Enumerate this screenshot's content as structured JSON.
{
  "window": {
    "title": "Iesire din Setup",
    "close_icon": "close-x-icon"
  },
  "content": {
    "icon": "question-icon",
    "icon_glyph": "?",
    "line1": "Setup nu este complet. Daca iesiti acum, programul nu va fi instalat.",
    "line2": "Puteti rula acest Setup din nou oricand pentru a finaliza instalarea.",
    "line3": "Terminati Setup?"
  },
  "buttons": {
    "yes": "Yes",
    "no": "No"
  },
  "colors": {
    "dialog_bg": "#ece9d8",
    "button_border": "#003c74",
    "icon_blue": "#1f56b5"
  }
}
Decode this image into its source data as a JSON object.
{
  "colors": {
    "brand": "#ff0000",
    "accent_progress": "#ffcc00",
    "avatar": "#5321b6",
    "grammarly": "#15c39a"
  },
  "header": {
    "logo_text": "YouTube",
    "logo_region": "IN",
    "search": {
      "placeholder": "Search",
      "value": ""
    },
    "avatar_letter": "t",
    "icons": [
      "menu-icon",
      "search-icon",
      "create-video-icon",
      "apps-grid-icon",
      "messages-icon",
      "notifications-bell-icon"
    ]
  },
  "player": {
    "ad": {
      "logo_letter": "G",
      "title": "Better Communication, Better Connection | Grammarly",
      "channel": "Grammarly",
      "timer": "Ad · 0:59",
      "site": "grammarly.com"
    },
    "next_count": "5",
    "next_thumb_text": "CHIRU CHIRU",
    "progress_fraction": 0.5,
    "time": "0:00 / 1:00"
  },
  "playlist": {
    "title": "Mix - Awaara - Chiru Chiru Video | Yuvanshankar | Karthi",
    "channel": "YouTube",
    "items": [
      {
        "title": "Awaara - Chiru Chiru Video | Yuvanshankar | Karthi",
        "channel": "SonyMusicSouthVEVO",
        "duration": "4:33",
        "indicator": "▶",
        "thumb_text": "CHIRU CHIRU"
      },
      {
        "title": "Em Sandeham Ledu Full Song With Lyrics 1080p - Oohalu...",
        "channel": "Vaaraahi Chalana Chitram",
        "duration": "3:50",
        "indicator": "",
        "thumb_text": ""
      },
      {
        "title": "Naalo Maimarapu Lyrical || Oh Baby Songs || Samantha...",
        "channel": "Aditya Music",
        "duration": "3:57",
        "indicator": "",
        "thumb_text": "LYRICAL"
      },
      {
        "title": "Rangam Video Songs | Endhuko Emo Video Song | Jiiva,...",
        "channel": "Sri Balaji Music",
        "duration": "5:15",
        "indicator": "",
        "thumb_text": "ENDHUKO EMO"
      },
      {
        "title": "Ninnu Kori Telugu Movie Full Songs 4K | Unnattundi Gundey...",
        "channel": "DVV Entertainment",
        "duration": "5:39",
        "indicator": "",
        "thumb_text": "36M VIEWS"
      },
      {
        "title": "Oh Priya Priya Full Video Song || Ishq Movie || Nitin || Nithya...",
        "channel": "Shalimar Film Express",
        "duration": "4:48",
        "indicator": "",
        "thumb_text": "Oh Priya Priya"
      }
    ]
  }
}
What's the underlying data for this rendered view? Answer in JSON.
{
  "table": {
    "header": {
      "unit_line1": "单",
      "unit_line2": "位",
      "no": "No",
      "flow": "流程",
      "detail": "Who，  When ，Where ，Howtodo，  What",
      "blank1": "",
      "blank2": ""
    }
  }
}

STATED PROBLEM
Return, word for word, each line from the line that contains "What's the underlying" to the end of the listing above; include both end lines and nothing else.

EXERCISE ANSWER
What's the underlying data for this rendered view? Answer in JSON.
{
  "table": {
    "header": {
      "unit_line1": "单",
      "unit_line2": "位",
      "no": "No",
      "flow": "流程",
      "detail": "Who，  When ，Where ，Howtodo，  What",
      "blank1": "",
      "blank2": ""
    }
  }
}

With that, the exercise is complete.